* YOUR INSTRUCTIONS *
Revise the records starting at the line containing "552, 799, 584]" and ending at the line containing "424, 86, 446]", replacing "last-price-label" with "current-price-label" and leaving everything else unchanged. Give only those lines.

** START OF DATA SUPPLIED **

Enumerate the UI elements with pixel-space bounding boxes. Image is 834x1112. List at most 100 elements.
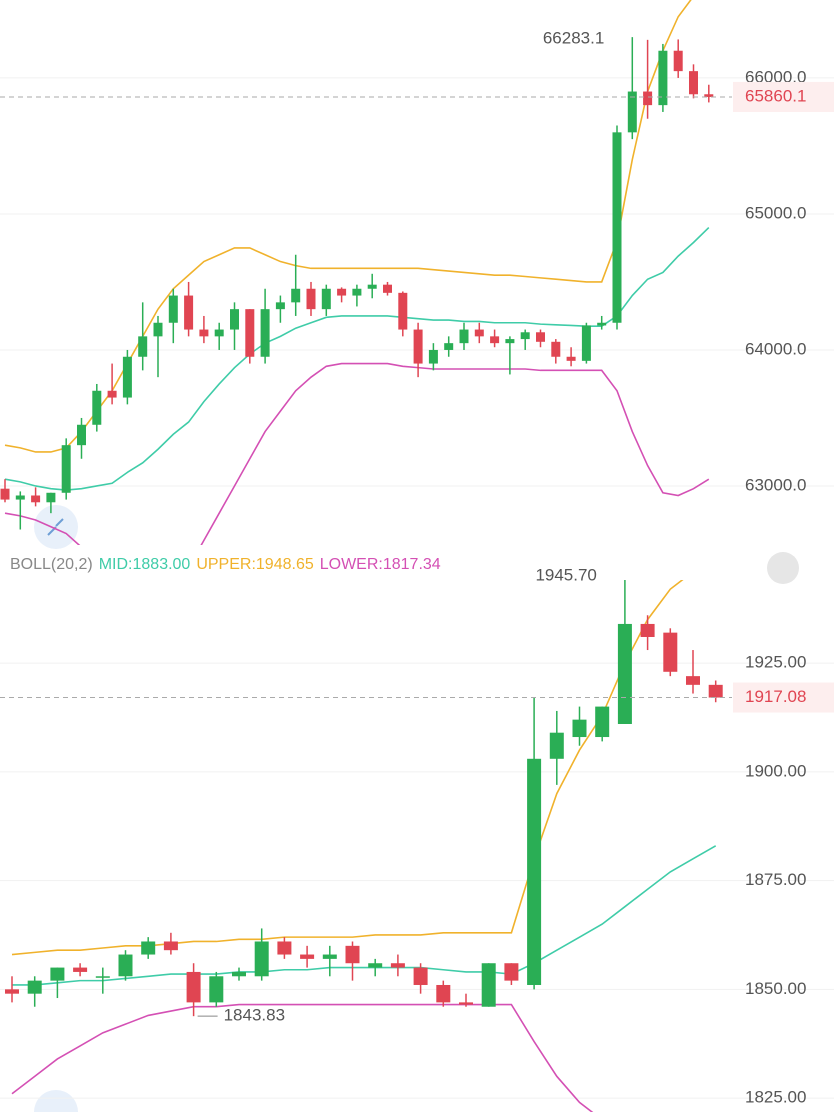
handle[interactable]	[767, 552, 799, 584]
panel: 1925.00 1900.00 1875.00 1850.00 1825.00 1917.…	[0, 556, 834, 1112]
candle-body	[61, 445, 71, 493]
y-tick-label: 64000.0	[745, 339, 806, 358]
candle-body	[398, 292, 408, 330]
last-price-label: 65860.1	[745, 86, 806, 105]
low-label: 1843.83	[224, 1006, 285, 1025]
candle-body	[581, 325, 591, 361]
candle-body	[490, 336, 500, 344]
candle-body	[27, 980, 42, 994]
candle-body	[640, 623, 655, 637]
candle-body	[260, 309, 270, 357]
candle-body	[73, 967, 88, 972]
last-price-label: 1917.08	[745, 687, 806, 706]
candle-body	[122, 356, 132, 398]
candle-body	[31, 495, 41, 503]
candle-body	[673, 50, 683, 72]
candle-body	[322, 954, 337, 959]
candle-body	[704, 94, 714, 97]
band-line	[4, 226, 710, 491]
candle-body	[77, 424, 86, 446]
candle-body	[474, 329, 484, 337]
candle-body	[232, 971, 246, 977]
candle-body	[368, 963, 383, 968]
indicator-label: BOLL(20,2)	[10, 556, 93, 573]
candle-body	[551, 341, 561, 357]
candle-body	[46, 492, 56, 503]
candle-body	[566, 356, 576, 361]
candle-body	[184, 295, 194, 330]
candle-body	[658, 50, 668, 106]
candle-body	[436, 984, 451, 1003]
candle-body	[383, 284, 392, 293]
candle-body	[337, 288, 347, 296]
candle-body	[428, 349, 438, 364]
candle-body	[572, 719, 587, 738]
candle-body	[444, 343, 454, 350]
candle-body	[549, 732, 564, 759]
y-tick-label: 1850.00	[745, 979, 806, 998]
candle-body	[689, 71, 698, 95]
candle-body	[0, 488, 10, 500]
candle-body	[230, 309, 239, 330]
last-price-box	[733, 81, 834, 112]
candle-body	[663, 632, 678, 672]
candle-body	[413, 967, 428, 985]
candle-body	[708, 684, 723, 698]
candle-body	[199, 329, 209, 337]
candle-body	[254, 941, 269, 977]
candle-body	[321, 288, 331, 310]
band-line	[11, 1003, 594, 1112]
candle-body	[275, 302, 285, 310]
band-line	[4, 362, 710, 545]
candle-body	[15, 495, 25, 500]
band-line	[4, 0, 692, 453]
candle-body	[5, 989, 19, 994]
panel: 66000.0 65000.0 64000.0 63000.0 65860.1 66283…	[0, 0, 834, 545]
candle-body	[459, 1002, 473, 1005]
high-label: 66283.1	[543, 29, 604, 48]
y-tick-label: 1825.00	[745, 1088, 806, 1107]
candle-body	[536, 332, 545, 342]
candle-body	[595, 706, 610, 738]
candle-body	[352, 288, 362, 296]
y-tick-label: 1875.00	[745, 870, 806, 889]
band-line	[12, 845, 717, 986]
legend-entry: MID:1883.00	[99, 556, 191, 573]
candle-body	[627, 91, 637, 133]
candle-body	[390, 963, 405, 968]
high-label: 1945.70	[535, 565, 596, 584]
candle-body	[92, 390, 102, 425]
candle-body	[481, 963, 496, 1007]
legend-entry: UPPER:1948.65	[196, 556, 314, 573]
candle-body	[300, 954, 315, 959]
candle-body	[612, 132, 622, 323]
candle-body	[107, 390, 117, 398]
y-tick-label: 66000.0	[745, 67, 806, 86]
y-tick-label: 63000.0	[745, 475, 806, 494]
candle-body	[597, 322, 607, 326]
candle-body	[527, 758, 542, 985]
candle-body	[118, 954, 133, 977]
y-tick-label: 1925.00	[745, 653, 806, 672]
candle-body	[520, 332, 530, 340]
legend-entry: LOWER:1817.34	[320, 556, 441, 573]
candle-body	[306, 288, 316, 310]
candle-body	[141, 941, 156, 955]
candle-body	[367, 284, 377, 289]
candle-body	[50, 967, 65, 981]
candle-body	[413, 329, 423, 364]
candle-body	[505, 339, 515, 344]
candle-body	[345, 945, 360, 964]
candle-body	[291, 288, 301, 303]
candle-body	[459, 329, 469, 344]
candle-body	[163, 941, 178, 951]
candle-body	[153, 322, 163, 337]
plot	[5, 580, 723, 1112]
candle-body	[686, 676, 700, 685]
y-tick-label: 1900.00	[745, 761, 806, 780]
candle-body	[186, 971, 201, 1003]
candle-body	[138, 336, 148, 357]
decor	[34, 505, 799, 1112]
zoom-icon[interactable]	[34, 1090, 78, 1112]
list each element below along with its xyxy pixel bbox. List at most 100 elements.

** END OF DATA SUPPLIED **

* WORKED ANSWER *
handle[interactable]	[767, 552, 799, 584]
panel: 1925.00 1900.00 1875.00 1850.00 1825.00 1917.…	[0, 556, 834, 1112]
candle-body	[61, 445, 71, 493]
y-tick-label: 64000.0	[745, 339, 806, 358]
candle-body	[398, 292, 408, 330]
current-price-label: 65860.1	[745, 86, 806, 105]
low-label: 1843.83	[224, 1006, 285, 1025]
candle-body	[581, 325, 591, 361]
candle-body	[490, 336, 500, 344]
candle-body	[27, 980, 42, 994]
candle-body	[640, 623, 655, 637]
candle-body	[260, 309, 270, 357]
candle-body	[73, 967, 88, 972]
current-price-label: 1917.08	[745, 687, 806, 706]
candle-body	[122, 356, 132, 398]
candle-body	[31, 495, 41, 503]
candle-body	[673, 50, 683, 72]
candle-body	[322, 954, 337, 959]
candle-body	[704, 94, 714, 97]
band-line	[4, 226, 710, 491]
candle-body	[77, 424, 86, 446]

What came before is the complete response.